REQUEST → Say how many lines of these entries include the word "this", and answer with the number alone.

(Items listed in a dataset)

------------------------

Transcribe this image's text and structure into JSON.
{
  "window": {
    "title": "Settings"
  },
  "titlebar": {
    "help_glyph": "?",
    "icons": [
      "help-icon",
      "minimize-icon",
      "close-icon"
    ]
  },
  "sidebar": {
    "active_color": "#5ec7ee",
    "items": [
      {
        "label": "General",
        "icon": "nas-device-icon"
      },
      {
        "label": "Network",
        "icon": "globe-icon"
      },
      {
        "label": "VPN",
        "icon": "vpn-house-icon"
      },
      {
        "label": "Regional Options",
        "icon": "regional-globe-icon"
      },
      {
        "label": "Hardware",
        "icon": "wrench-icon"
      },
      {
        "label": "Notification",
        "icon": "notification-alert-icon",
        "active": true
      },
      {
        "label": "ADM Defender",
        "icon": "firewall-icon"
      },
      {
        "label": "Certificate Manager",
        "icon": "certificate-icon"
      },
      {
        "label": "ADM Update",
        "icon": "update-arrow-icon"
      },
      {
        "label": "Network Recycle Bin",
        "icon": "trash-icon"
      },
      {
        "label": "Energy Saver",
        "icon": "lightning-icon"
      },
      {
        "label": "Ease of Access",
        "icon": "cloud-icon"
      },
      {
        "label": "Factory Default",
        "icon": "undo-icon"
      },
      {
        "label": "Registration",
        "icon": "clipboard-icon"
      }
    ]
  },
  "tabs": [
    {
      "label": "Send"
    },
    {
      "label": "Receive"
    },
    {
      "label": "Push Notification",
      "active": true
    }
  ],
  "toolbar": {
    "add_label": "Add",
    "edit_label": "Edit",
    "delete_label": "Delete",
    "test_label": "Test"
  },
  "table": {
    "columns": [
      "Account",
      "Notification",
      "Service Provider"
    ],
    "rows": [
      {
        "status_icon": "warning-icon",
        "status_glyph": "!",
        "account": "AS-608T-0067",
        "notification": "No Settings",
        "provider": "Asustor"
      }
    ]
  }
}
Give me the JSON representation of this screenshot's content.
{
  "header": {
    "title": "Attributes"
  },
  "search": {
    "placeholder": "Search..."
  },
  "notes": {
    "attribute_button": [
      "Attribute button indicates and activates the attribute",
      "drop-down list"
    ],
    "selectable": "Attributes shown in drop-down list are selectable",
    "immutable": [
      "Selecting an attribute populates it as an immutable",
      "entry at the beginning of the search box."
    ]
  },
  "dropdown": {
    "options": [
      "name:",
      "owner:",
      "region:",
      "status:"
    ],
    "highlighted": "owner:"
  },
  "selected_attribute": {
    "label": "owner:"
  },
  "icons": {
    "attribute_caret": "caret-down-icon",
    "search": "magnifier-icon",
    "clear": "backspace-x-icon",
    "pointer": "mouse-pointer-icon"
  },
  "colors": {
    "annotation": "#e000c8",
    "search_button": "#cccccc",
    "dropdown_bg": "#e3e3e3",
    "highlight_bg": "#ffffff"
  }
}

------------------------

COMPLETE ANSWER → 2